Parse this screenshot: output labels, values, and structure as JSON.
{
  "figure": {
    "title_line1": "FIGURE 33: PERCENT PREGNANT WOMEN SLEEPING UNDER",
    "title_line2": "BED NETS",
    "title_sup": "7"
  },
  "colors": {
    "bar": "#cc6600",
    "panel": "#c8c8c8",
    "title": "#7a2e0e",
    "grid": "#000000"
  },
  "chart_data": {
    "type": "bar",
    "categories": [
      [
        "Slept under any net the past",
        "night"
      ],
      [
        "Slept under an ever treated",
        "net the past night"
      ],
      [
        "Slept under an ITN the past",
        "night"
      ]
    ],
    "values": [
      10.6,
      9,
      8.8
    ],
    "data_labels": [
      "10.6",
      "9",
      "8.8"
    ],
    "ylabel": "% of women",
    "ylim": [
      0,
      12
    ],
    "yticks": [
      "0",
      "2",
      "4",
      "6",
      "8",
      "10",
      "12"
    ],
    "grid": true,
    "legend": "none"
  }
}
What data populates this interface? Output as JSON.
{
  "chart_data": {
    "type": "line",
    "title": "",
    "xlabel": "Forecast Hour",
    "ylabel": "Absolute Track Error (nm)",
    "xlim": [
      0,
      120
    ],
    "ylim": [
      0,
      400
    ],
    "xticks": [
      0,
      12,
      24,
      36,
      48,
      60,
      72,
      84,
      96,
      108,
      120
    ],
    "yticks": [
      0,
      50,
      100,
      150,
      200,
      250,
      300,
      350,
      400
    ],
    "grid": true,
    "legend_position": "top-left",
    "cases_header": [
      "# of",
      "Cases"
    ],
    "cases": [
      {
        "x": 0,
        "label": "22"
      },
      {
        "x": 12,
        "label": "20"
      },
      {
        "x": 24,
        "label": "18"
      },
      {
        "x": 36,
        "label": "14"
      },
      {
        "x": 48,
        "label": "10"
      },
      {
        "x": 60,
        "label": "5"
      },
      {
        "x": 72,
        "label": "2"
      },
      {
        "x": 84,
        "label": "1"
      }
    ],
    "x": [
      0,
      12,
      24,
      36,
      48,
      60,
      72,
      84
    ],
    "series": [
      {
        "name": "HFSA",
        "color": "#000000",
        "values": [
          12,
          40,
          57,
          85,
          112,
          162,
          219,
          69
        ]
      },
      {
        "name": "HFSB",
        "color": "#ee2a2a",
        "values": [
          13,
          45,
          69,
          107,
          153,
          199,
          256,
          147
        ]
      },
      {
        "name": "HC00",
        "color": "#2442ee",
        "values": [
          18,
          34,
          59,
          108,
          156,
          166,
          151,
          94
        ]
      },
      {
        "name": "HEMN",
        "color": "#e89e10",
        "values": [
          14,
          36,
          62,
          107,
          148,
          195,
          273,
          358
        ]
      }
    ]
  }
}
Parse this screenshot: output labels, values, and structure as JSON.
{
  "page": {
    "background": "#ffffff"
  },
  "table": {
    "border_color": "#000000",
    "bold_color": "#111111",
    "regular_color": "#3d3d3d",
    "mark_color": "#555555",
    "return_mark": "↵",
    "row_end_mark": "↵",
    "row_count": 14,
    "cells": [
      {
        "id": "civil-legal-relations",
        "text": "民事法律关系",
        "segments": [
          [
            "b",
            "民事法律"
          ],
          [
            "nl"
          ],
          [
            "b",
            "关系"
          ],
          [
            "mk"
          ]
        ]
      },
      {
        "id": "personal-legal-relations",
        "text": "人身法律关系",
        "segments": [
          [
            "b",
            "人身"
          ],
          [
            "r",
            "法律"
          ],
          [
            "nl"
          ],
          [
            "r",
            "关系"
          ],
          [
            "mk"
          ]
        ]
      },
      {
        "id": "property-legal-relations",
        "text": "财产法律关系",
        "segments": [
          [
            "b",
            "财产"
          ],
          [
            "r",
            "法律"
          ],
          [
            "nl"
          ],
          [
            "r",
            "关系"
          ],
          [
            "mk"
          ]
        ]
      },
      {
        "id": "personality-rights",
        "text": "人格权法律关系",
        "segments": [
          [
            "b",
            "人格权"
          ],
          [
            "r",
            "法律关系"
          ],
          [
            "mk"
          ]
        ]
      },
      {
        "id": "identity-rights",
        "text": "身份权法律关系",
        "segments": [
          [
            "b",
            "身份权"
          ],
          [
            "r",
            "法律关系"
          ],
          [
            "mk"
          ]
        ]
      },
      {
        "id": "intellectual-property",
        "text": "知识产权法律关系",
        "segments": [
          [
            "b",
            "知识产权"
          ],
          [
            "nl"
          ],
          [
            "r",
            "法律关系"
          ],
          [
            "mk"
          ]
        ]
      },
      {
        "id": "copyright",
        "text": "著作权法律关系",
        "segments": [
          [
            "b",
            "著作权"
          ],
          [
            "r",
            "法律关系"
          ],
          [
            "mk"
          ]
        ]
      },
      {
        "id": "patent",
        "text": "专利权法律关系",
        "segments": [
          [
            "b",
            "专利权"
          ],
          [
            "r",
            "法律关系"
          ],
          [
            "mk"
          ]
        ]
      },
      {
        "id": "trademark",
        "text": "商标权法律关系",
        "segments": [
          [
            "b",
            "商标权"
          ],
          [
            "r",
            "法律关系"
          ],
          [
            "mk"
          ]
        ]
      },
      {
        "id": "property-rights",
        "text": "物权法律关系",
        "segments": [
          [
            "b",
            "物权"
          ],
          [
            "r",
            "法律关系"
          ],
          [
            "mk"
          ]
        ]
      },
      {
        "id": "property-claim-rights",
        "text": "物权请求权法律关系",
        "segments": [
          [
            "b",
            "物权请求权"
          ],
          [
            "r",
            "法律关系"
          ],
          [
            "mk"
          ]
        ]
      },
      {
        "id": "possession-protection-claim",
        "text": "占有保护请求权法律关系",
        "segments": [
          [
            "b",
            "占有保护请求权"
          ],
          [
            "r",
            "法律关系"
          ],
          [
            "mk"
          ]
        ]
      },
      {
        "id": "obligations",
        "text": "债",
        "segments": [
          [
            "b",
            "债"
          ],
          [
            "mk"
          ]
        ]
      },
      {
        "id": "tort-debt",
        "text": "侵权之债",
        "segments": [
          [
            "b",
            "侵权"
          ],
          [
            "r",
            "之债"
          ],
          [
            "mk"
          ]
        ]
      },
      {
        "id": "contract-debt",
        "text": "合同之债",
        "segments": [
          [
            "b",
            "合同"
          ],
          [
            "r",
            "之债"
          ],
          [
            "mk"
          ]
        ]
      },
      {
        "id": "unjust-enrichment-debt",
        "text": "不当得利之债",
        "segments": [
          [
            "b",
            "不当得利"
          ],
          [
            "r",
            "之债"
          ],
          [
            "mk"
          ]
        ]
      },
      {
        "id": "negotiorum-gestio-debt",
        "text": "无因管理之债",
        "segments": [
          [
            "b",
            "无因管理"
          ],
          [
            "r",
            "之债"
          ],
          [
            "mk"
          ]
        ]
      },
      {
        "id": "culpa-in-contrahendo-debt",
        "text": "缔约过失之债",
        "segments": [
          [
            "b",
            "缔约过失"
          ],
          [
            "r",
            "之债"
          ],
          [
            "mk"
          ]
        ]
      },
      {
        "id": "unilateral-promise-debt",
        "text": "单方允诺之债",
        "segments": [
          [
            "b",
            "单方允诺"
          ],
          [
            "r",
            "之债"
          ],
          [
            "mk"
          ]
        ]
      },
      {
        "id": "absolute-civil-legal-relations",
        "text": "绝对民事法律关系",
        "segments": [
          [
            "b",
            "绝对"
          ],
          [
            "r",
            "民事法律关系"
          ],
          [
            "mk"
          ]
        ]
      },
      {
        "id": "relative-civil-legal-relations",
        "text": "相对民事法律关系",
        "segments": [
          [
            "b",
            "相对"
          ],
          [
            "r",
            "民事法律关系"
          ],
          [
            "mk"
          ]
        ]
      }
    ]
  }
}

# # # # #

YOUR OBJECTIVE
Copy each entry exactly, with nothing added or dropped.

THE COMPLETED TASK
Parse this screenshot: output labels, values, and structure as JSON.
{
  "figure": {
    "title_line1": "FIGURE 33: PERCENT PREGNANT WOMEN SLEEPING UNDER",
    "title_line2": "BED NETS",
    "title_sup": "7"
  },
  "colors": {
    "bar": "#cc6600",
    "panel": "#c8c8c8",
    "title": "#7a2e0e",
    "grid": "#000000"
  },
  "chart_data": {
    "type": "bar",
    "categories": [
      [
        "Slept under any net the past",
        "night"
      ],
      [
        "Slept under an ever treated",
        "net the past night"
      ],
      [
        "Slept under an ITN the past",
        "night"
      ]
    ],
    "values": [
      10.6,
      9,
      8.8
    ],
    "data_labels": [
      "10.6",
      "9",
      "8.8"
    ],
    "ylabel": "% of women",
    "ylim": [
      0,
      12
    ],
    "yticks": [
      "0",
      "2",
      "4",
      "6",
      "8",
      "10",
      "12"
    ],
    "grid": true,
    "legend": "none"
  }
}
What data populates this interface? Output as JSON.
{
  "chart_data": {
    "type": "line",
    "title": "",
    "xlabel": "Forecast Hour",
    "ylabel": "Absolute Track Error (nm)",
    "xlim": [
      0,
      120
    ],
    "ylim": [
      0,
      400
    ],
    "xticks": [
      0,
      12,
      24,
      36,
      48,
      60,
      72,
      84,
      96,
      108,
      120
    ],
    "yticks": [
      0,
      50,
      100,
      150,
      200,
      250,
      300,
      350,
      400
    ],
    "grid": true,
    "legend_position": "top-left",
    "cases_header": [
      "# of",
      "Cases"
    ],
    "cases": [
      {
        "x": 0,
        "label": "22"
      },
      {
        "x": 12,
        "label": "20"
      },
      {
        "x": 24,
        "label": "18"
      },
      {
        "x": 36,
        "label": "14"
      },
      {
        "x": 48,
        "label": "10"
      },
      {
        "x": 60,
        "label": "5"
      },
      {
        "x": 72,
        "label": "2"
      },
      {
        "x": 84,
        "label": "1"
      }
    ],
    "x": [
      0,
      12,
      24,
      36,
      48,
      60,
      72,
      84
    ],
    "series": [
      {
        "name": "HFSA",
        "color": "#000000",
        "values": [
          12,
          40,
          57,
          85,
          112,
          162,
          219,
          69
        ]
      },
      {
        "name": "HFSB",
        "color": "#ee2a2a",
        "values": [
          13,
          45,
          69,
          107,
          153,
          199,
          256,
          147
        ]
      },
      {
        "name": "HC00",
        "color": "#2442ee",
        "values": [
          18,
          34,
          59,
          108,
          156,
          166,
          151,
          94
        ]
      },
      {
        "name": "HEMN",
        "color": "#e89e10",
        "values": [
          14,
          36,
          62,
          107,
          148,
          195,
          273,
          358
        ]
      }
    ]
  }
}
Parse this screenshot: output labels, values, and structure as JSON.
{
  "page": {
    "background": "#ffffff"
  },
  "table": {
    "border_color": "#000000",
    "bold_color": "#111111",
    "regular_color": "#3d3d3d",
    "mark_color": "#555555",
    "return_mark": "↵",
    "row_end_mark": "↵",
    "row_count": 14,
    "cells": [
      {
        "id": "civil-legal-relations",
        "text": "民事法律关系",
        "segments": [
          [
            "b",
            "民事法律"
          ],
          [
            "nl"
          ],
          [
            "b",
            "关系"
          ],
          [
            "mk"
          ]
        ]
      },
      {
        "id": "personal-legal-relations",
        "text": "人身法律关系",
        "segments": [
          [
            "b",
            "人身"
          ],
          [
            "r",
            "法律"
          ],
          [
            "nl"
          ],
          [
            "r",
            "关系"
          ],
          [
            "mk"
          ]
        ]
      },
      {
        "id": "property-legal-relations",
        "text": "财产法律关系",
        "segments": [
          [
            "b",
            "财产"
          ],
          [
            "r",
            "法律"
          ],
          [
            "nl"
          ],
          [
            "r",
            "关系"
          ],
          [
            "mk"
          ]
        ]
      },
      {
        "id": "personality-rights",
        "text": "人格权法律关系",
        "segments": [
          [
            "b",
            "人格权"
          ],
          [
            "r",
            "法律关系"
          ],
          [
            "mk"
          ]
        ]
      },
      {
        "id": "identity-rights",
        "text": "身份权法律关系",
        "segments": [
          [
            "b",
            "身份权"
          ],
          [
            "r",
            "法律关系"
          ],
          [
            "mk"
          ]
        ]
      },
      {
        "id": "intellectual-property",
        "text": "知识产权法律关系",
        "segments": [
          [
            "b",
            "知识产权"
          ],
          [
            "nl"
          ],
          [
            "r",
            "法律关系"
          ],
          [
            "mk"
          ]
        ]
      },
      {
        "id": "copyright",
        "text": "著作权法律关系",
        "segments": [
          [
            "b",
            "著作权"
          ],
          [
            "r",
            "法律关系"
          ],
          [
            "mk"
          ]
        ]
      },
      {
        "id": "patent",
        "text": "专利权法律关系",
        "segments": [
          [
            "b",
            "专利权"
          ],
          [
            "r",
            "法律关系"
          ],
          [
            "mk"
          ]
        ]
      },
      {
        "id": "trademark",
        "text": "商标权法律关系",
        "segments": [
          [
            "b",
            "商标权"
          ],
          [
            "r",
            "法律关系"
          ],
          [
            "mk"
          ]
        ]
      },
      {
        "id": "property-rights",
        "text": "物权法律关系",
        "segments": [
          [
            "b",
            "物权"
          ],
          [
            "r",
            "法律关系"
          ],
          [
            "mk"
          ]
        ]
      },
      {
        "id": "property-claim-rights",
        "text": "物权请求权法律关系",
        "segments": [
          [
            "b",
            "物权请求权"
          ],
          [
            "r",
            "法律关系"
          ],
          [
            "mk"
          ]
        ]
      },
      {
        "id": "possession-protection-claim",
        "text": "占有保护请求权法律关系",
        "segments": [
          [
            "b",
            "占有保护请求权"
          ],
          [
            "r",
            "法律关系"
          ],
          [
            "mk"
          ]
        ]
      },
      {
        "id": "obligations",
        "text": "债",
        "segments": [
          [
            "b",
            "债"
          ],
          [
            "mk"
          ]
        ]
      },
      {
        "id": "tort-debt",
        "text": "侵权之债",
        "segments": [
          [
            "b",
            "侵权"
          ],
          [
            "r",
            "之债"
          ],
          [
            "mk"
          ]
        ]
      },
      {
        "id": "contract-debt",
        "text": "合同之债",
        "segments": [
          [
            "b",
            "合同"
          ],
          [
            "r",
            "之债"
          ],
          [
            "mk"
          ]
        ]
      },
      {
        "id": "unjust-enrichment-debt",
        "text": "不当得利之债",
        "segments": [
          [
            "b",
            "不当得利"
          ],
          [
            "r",
            "之债"
          ],
          [
            "mk"
          ]
        ]
      },
      {
        "id": "negotiorum-gestio-debt",
        "text": "无因管理之债",
        "segments": [
          [
            "b",
            "无因管理"
          ],
          [
            "r",
            "之债"
          ],
          [
            "mk"
          ]
        ]
      },
      {
        "id": "culpa-in-contrahendo-debt",
        "text": "缔约过失之债",
        "segments": [
          [
            "b",
            "缔约过失"
          ],
          [
            "r",
            "之债"
          ],
          [
            "mk"
          ]
        ]
      },
      {
        "id": "unilateral-promise-debt",
        "text": "单方允诺之债",
        "segments": [
          [
            "b",
            "单方允诺"
          ],
          [
            "r",
            "之债"
          ],
          [
            "mk"
          ]
        ]
      },
      {
        "id": "absolute-civil-legal-relations",
        "text": "绝对民事法律关系",
        "segments": [
          [
            "b",
            "绝对"
          ],
          [
            "r",
            "民事法律关系"
          ],
          [
            "mk"
          ]
        ]
      },
      {
        "id": "relative-civil-legal-relations",
        "text": "相对民事法律关系",
        "segments": [
          [
            "b",
            "相对"
          ],
          [
            "r",
            "民事法律关系"
          ],
          [
            "mk"
          ]
        ]
      }
    ]
  }
}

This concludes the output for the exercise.